**Material for this task**
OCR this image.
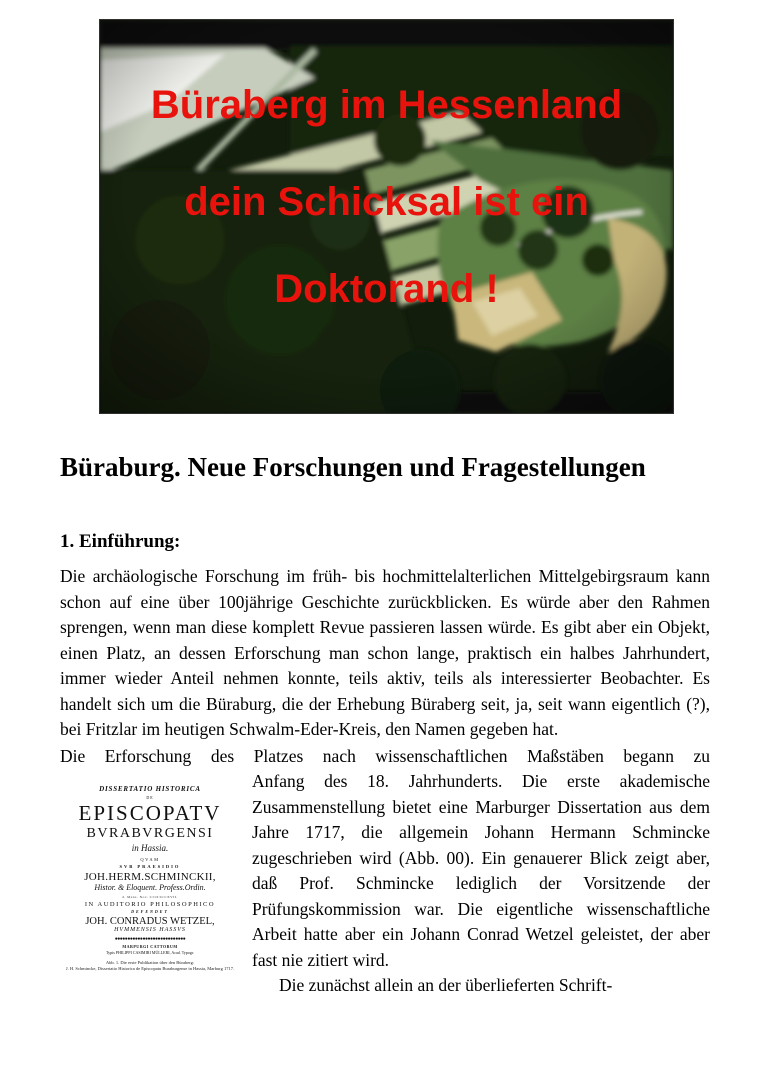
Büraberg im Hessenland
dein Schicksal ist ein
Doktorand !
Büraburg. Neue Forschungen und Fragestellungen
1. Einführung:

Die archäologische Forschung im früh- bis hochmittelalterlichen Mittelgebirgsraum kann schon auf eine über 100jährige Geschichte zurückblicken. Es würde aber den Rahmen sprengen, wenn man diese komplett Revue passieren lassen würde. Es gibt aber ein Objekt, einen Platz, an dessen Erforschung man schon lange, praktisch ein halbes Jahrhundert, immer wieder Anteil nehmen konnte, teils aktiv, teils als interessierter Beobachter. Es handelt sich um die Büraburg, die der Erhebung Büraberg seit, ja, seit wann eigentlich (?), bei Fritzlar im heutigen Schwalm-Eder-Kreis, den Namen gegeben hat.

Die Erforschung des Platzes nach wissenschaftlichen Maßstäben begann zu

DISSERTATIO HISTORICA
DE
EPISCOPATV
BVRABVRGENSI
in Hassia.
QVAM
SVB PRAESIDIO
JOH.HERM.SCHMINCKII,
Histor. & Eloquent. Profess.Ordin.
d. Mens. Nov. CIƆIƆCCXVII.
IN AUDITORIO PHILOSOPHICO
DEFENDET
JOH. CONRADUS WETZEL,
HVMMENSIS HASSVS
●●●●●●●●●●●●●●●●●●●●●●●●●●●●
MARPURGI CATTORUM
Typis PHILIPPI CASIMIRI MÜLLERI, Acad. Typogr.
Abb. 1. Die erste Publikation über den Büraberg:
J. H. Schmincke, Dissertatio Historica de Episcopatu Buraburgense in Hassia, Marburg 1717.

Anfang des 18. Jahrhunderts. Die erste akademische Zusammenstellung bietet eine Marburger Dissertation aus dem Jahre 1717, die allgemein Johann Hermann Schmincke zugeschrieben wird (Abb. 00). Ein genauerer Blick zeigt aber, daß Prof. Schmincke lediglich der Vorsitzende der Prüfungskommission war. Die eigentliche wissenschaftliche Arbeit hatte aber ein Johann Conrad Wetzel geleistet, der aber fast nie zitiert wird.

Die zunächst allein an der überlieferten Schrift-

**Task objective**
Reproduce all entries exactly. Pictures do not belong in the copy.

**Response for this exercise**
OCR this image.
Büraberg im Hessenland
dein Schicksal ist ein
Doktorand !
Büraburg. Neue Forschungen und Fragestellungen
1. Einführung:

Die archäologische Forschung im früh- bis hochmittelalterlichen Mittelgebirgsraum kann schon auf eine über 100jährige Geschichte zurückblicken. Es würde aber den Rahmen sprengen, wenn man diese komplett Revue passieren lassen würde. Es gibt aber ein Objekt, einen Platz, an dessen Erforschung man schon lange, praktisch ein halbes Jahrhundert, immer wieder Anteil nehmen konnte, teils aktiv, teils als interessierter Beobachter. Es handelt sich um die Büraburg, die der Erhebung Büraberg seit, ja, seit wann eigentlich (?), bei Fritzlar im heutigen Schwalm-Eder-Kreis, den Namen gegeben hat.

Die Erforschung des Platzes nach wissenschaftlichen Maßstäben begann zu

DISSERTATIO HISTORICA
DE
EPISCOPATV
BVRABVRGENSI
in Hassia.
QVAM
SVB PRAESIDIO
JOH.HERM.SCHMINCKII,
Histor. & Eloquent. Profess.Ordin.
d. Mens. Nov. CIƆIƆCCXVII.
IN AUDITORIO PHILOSOPHICO
DEFENDET
JOH. CONRADUS WETZEL,
HVMMENSIS HASSVS
●●●●●●●●●●●●●●●●●●●●●●●●●●●●
MARPURGI CATTORUM
Typis PHILIPPI CASIMIRI MÜLLERI, Acad. Typogr.
Abb. 1. Die erste Publikation über den Büraberg:
J. H. Schmincke, Dissertatio Historica de Episcopatu Buraburgense in Hassia, Marburg 1717.

Anfang des 18. Jahrhunderts. Die erste akademische Zusammenstellung bietet eine Marburger Dissertation aus dem Jahre 1717, die allgemein Johann Hermann Schmincke zugeschrieben wird (Abb. 00). Ein genauerer Blick zeigt aber, daß Prof. Schmincke lediglich der Vorsitzende der Prüfungskommission war. Die eigentliche wissenschaftliche Arbeit hatte aber ein Johann Conrad Wetzel geleistet, der aber fast nie zitiert wird.

Die zunächst allein an der überlieferten Schrift-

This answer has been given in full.